GIVEN RECORDS:

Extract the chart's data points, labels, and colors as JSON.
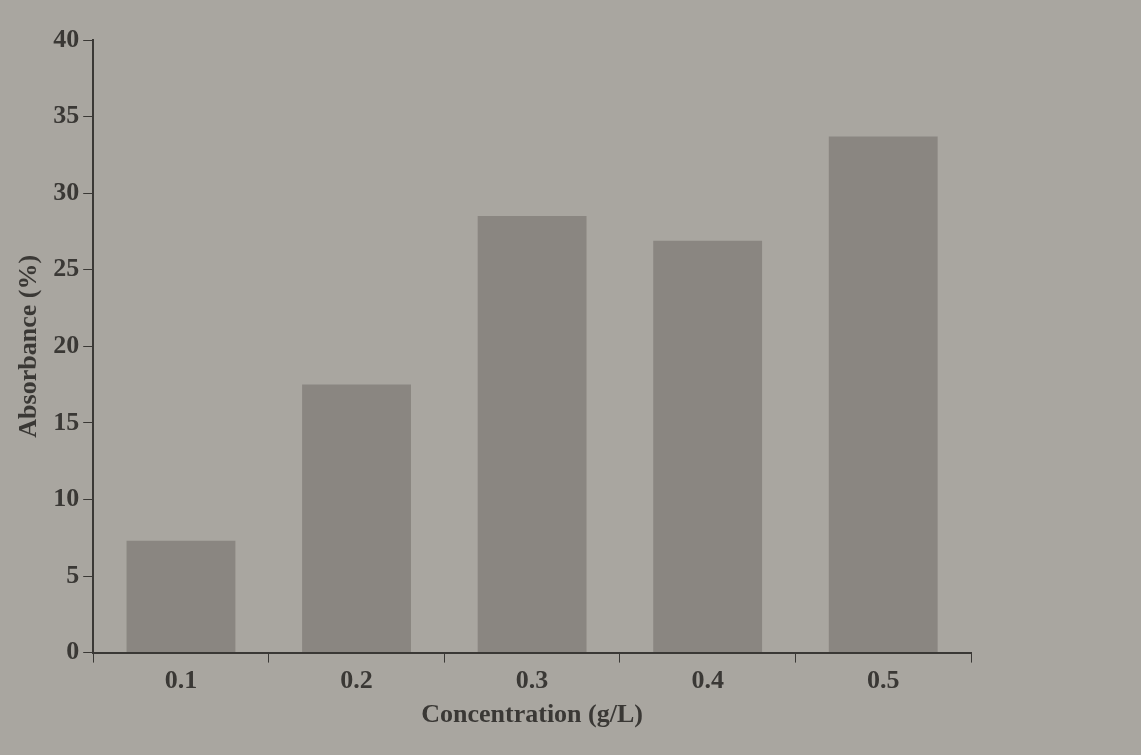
{
  "chart_data": {
    "type": "bar",
    "xlabel": "Concentration (g/L)",
    "ylabel": "Absorbance (%)",
    "categories": [
      "0.1",
      "0.2",
      "0.3",
      "0.4",
      "0.5"
    ],
    "values": [
      7.3,
      17.5,
      28.5,
      26.9,
      33.7
    ],
    "color": "#8a8681",
    "ylim": [
      0,
      40
    ],
    "yticks": [
      0,
      5,
      10,
      15,
      20,
      25,
      30,
      35,
      40
    ],
    "grid": false,
    "legend": false
  }
}
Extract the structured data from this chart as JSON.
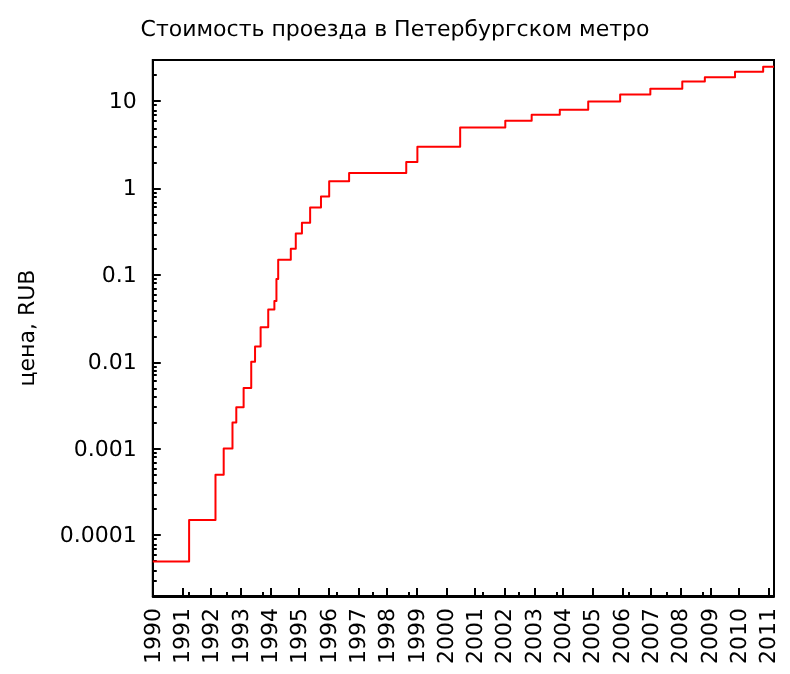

GOAL: Transcribe the listing in full and omit the pictures.

RESULT:
Extract the chart's data points, labels, and colors as JSON.
{
  "chart_data": {
    "type": "bar",
    "xlabel": "Concentration (g/L)",
    "ylabel": "Absorbance (%)",
    "categories": [
      "0.1",
      "0.2",
      "0.3",
      "0.4",
      "0.5"
    ],
    "values": [
      7.3,
      17.5,
      28.5,
      26.9,
      33.7
    ],
    "color": "#8a8681",
    "ylim": [
      0,
      40
    ],
    "yticks": [
      0,
      5,
      10,
      15,
      20,
      25,
      30,
      35,
      40
    ],
    "grid": false,
    "legend": false
  }
}
Extract the structured data from this chart as JSON.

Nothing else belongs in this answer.